+++ Records for processing +++

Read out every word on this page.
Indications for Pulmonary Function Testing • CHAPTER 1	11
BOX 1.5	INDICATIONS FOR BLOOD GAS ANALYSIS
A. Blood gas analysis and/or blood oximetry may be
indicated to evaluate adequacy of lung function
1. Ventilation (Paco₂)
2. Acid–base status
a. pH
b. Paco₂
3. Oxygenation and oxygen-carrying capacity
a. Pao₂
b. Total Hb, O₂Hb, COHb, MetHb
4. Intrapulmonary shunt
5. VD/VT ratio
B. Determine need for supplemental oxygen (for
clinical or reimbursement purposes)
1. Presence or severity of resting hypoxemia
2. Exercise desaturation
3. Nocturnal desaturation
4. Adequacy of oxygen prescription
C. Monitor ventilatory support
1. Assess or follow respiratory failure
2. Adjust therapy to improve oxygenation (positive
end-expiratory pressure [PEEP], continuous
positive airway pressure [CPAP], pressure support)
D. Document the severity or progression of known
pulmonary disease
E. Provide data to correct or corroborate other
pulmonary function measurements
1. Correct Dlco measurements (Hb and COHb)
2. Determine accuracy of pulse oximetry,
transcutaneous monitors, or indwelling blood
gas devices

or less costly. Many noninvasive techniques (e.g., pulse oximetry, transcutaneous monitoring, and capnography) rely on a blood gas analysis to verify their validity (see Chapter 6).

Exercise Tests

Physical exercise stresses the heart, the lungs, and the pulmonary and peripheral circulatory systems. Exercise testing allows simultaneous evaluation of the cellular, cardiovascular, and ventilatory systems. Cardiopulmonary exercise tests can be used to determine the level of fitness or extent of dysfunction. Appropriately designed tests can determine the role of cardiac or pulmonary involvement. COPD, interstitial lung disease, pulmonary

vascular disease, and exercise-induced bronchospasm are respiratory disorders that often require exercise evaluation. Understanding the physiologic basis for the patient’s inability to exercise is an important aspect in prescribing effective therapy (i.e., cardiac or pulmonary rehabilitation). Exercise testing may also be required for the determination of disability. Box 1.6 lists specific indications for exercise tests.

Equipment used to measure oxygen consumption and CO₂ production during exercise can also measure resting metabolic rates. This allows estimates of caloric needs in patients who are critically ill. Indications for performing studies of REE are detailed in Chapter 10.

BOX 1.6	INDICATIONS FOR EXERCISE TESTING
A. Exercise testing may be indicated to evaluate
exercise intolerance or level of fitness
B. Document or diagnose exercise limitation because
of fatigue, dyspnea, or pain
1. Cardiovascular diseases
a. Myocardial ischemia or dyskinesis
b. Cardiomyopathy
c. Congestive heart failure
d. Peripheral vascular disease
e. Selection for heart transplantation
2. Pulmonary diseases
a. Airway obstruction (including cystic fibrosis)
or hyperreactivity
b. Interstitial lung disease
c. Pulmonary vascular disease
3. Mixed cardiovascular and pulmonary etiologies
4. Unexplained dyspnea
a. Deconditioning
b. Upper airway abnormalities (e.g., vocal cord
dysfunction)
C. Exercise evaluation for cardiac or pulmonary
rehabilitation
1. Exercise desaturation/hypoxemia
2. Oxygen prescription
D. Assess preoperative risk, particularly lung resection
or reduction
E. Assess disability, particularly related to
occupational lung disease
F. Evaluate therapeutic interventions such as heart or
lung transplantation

+++

### Problem to work on:
From the entries above, work out how many lines include "positive"; the number is the only answer wanted.

### Answer for this exercise:
2